What the task asks:
Write out the material again exactly, please, and omit the pictures.

Supplied entries:
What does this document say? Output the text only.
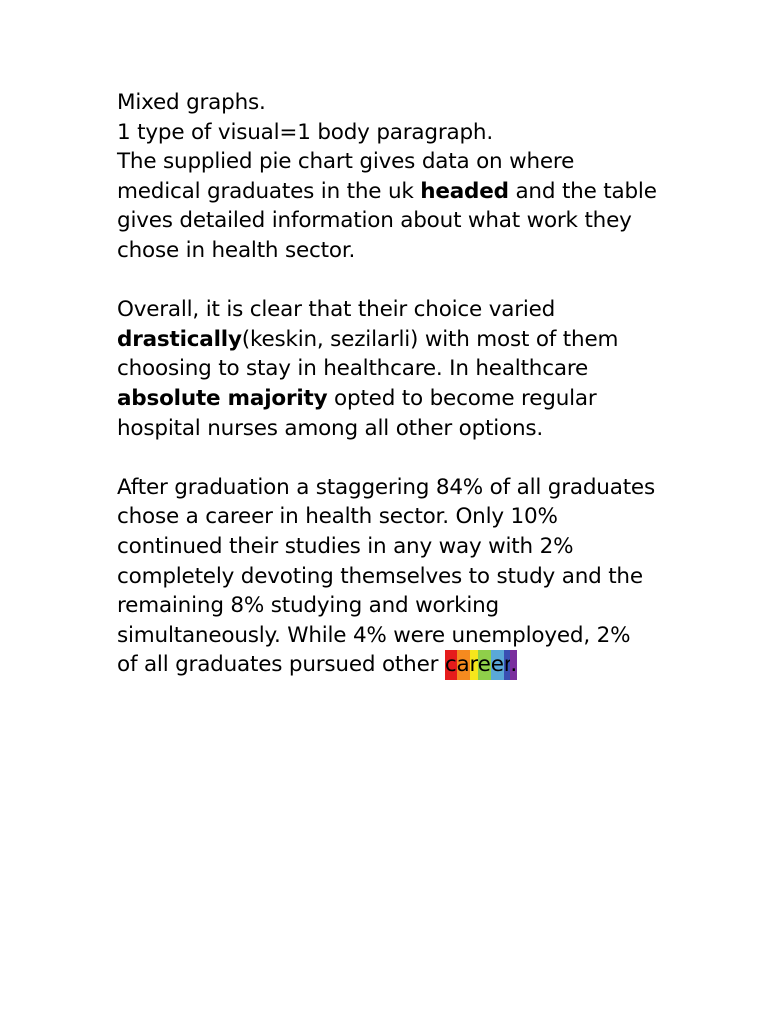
Mixed graphs.

1 type of visual=1 body paragraph.

The supplied pie chart gives data on where medical graduates in the uk headed and the table gives detailed information about what work they chose in health sector.

Overall, it is clear that their choice varied drastically(keskin, sezilarli) with most of them choosing to stay in healthcare. In healthcare absolute majority opted to become regular hospital nurses among all other options.

After graduation a staggering 84% of all graduates chose a career in health sector. Only 10% continued their studies in any way with 2% completely devoting themselves to study and the remaining 8% studying and working simultaneously. While 4% were unemployed, 2% of all graduates pursued other career.
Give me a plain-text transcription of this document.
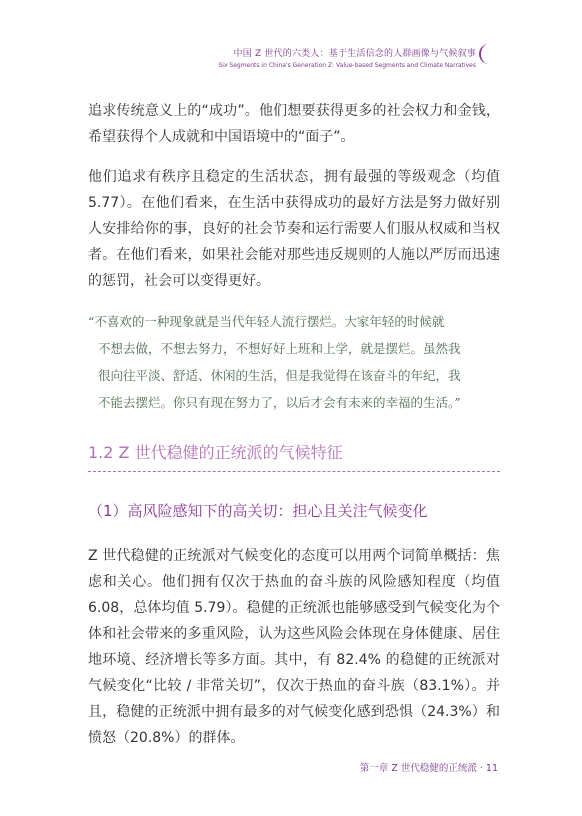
中国 Z 世代的六类人：基于生活信念的人群画像与气候叙事
Six Segments in China's Generation Z: Value-based Segments and Climate Narratives

追求传统意义上的“成功”。他们想要获得更多的社会权力和金钱，希望获得个人成就和中国语境中的“面子”。

他们追求有秩序且稳定的生活状态，拥有最强的等级观念（均值 5.77）。在他们看来，在生活中获得成功的最好方法是努力做好别人安排给你的事，良好的社会节奏和运行需要人们服从权威和当权者。在他们看来，如果社会能对那些违反规则的人施以严厉而迅速的惩罚，社会可以变得更好。

“不喜欢的一种现象就是当代年轻人流行摆烂。大家年轻的时候就
不想去做，不想去努力，不想好好上班和上学，就是摆烂。虽然我
很向往平淡、舒适、休闲的生活，但是我觉得在该奋斗的年纪，我
不能去摆烂。你只有现在努力了，以后才会有未来的幸福的生活。”
1.2 Z 世代稳健的正统派的气候特征
（1）高风险感知下的高关切：担心且关注气候变化

Z 世代稳健的正统派对气候变化的态度可以用两个词简单概括：焦虑和关心。他们拥有仅次于热血的奋斗族的风险感知程度（均值 6.08，总体均值 5.79）。稳健的正统派也能够感受到气候变化为个体和社会带来的多重风险，认为这些风险会体现在身体健康、居住地环境、经济增长等多方面。其中，有 82.4% 的稳健的正统派对气候变化“比较 / 非常关切”，仅次于热血的奋斗族（83.1%）。并且，稳健的正统派中拥有最多的对气候变化感到恐惧（24.3%）和愤怒（20.8%）的群体。

第一章 Z 世代稳健的正统派 · 11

Solution to this task:
What does this document say? Output the text only.
Mixed graphs.

1 type of visual=1 body paragraph.

The supplied pie chart gives data on where medical graduates in the uk headed and the table gives detailed information about what work they chose in health sector.

Overall, it is clear that their choice varied drastically(keskin, sezilarli) with most of them choosing to stay in healthcare. In healthcare absolute majority opted to become regular hospital nurses among all other options.

After graduation a staggering 84% of all graduates chose a career in health sector. Only 10% continued their studies in any way with 2% completely devoting themselves to study and the remaining 8% studying and working simultaneously. While 4% were unemployed, 2% of all graduates pursued other career.
Give me a plain-text transcription of this document.
中国 Z 世代的六类人：基于生活信念的人群画像与气候叙事
Six Segments in China's Generation Z: Value-based Segments and Climate Narratives

追求传统意义上的“成功”。他们想要获得更多的社会权力和金钱，希望获得个人成就和中国语境中的“面子”。

他们追求有秩序且稳定的生活状态，拥有最强的等级观念（均值 5.77）。在他们看来，在生活中获得成功的最好方法是努力做好别人安排给你的事，良好的社会节奏和运行需要人们服从权威和当权者。在他们看来，如果社会能对那些违反规则的人施以严厉而迅速的惩罚，社会可以变得更好。

“不喜欢的一种现象就是当代年轻人流行摆烂。大家年轻的时候就
不想去做，不想去努力，不想好好上班和上学，就是摆烂。虽然我
很向往平淡、舒适、休闲的生活，但是我觉得在该奋斗的年纪，我
不能去摆烂。你只有现在努力了，以后才会有未来的幸福的生活。”
1.2 Z 世代稳健的正统派的气候特征
（1）高风险感知下的高关切：担心且关注气候变化

Z 世代稳健的正统派对气候变化的态度可以用两个词简单概括：焦虑和关心。他们拥有仅次于热血的奋斗族的风险感知程度（均值 6.08，总体均值 5.79）。稳健的正统派也能够感受到气候变化为个体和社会带来的多重风险，认为这些风险会体现在身体健康、居住地环境、经济增长等多方面。其中，有 82.4% 的稳健的正统派对气候变化“比较 / 非常关切”，仅次于热血的奋斗族（83.1%）。并且，稳健的正统派中拥有最多的对气候变化感到恐惧（24.3%）和愤怒（20.8%）的群体。

第一章 Z 世代稳健的正统派 · 11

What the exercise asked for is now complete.